*Instructions to follow*: Go through the entries below and copy each line containing the word "abbr".

*Supplied records*:
◆ ◆ ◆ ◆
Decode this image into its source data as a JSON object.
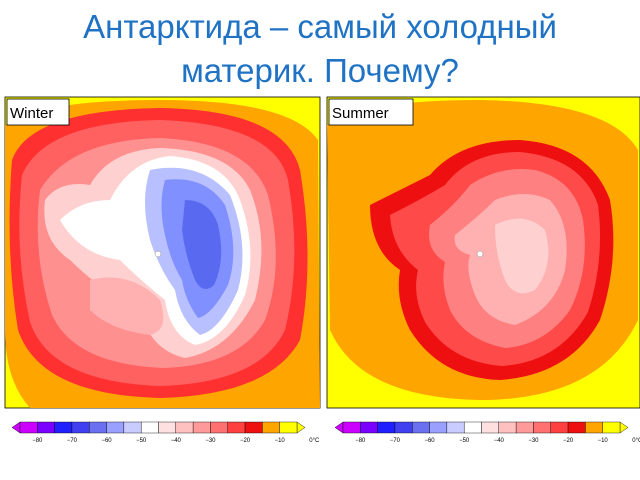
{
  "title_lines": [
    "Антарктида – самый холодный",
    "материк. Почему?"
  ],
  "panels": [
    {
      "label": "Winter"
    },
    {
      "label": "Summer"
    }
  ],
  "colorbar_labels": [
    "−80",
    "−70",
    "−60",
    "−50",
    "−40",
    "−30",
    "−20",
    "−10",
    "0°C"
  ]
}
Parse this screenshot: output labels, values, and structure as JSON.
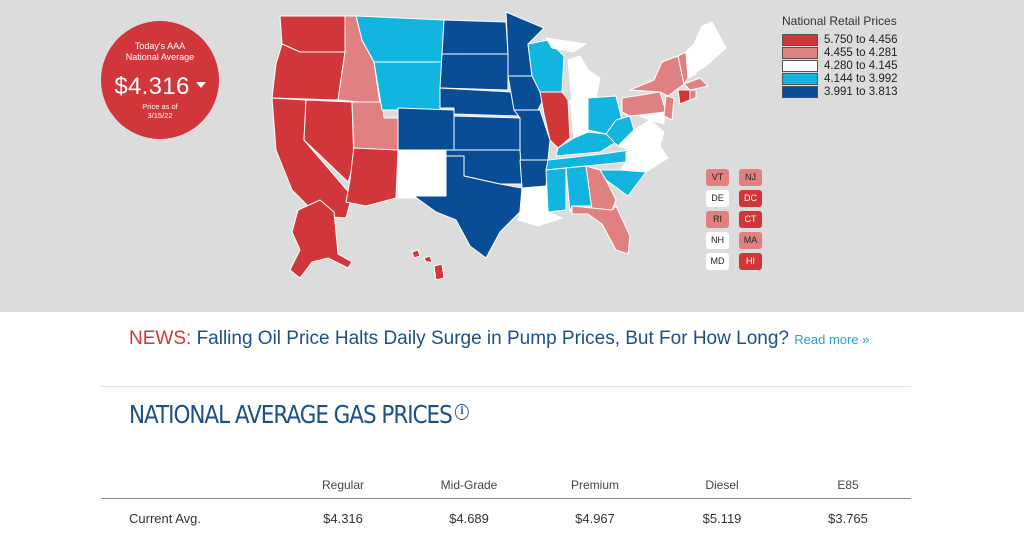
{
  "badge": {
    "label_line1": "Today's AAA",
    "label_line2": "National Average",
    "price": "$4.316",
    "price_as_of_line1": "Price as of",
    "price_as_of_line2": "3/15/22"
  },
  "legend": {
    "title": "National Retail Prices",
    "items": [
      {
        "range": "5.750 to 4.456",
        "color": "#d1363b"
      },
      {
        "range": "4.455 to 4.281",
        "color": "#e08080"
      },
      {
        "range": "4.280 to 4.145",
        "color": "#ffffff"
      },
      {
        "range": "4.144 to 3.992",
        "color": "#12b5e0"
      },
      {
        "range": "3.991 to 3.813",
        "color": "#0a4d97"
      }
    ]
  },
  "small_states": [
    {
      "abbr": "VT",
      "color": "#e08080"
    },
    {
      "abbr": "NJ",
      "color": "#e08080"
    },
    {
      "abbr": "DE",
      "color": "#ffffff"
    },
    {
      "abbr": "DC",
      "color": "#d1363b"
    },
    {
      "abbr": "RI",
      "color": "#e08080"
    },
    {
      "abbr": "CT",
      "color": "#d1363b"
    },
    {
      "abbr": "NH",
      "color": "#ffffff"
    },
    {
      "abbr": "MA",
      "color": "#e08080"
    },
    {
      "abbr": "MD",
      "color": "#ffffff"
    },
    {
      "abbr": "HI",
      "color": "#d1363b"
    }
  ],
  "news": {
    "tag": "NEWS:",
    "headline": "Falling Oil Price Halts Daily Surge in Pump Prices, But For How Long?",
    "read_more": "Read more »"
  },
  "section": {
    "title": "NATIONAL AVERAGE GAS PRICES",
    "info_icon": "info-icon"
  },
  "table": {
    "columns": [
      "Regular",
      "Mid-Grade",
      "Premium",
      "Diesel",
      "E85"
    ],
    "rows": [
      {
        "label": "Current Avg.",
        "values": [
          "$4.316",
          "$4.689",
          "$4.967",
          "$5.119",
          "$3.765"
        ]
      }
    ]
  }
}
◆ ◆ ◆ ◆
*Response to the exercise*:
      "abbr": "VT",
      "abbr": "NJ",
      "abbr": "DE",
      "abbr": "DC",
      "abbr": "RI",
      "abbr": "CT",
      "abbr": "NH",
      "abbr": "MA",
      "abbr": "MD",
      "abbr": "HI",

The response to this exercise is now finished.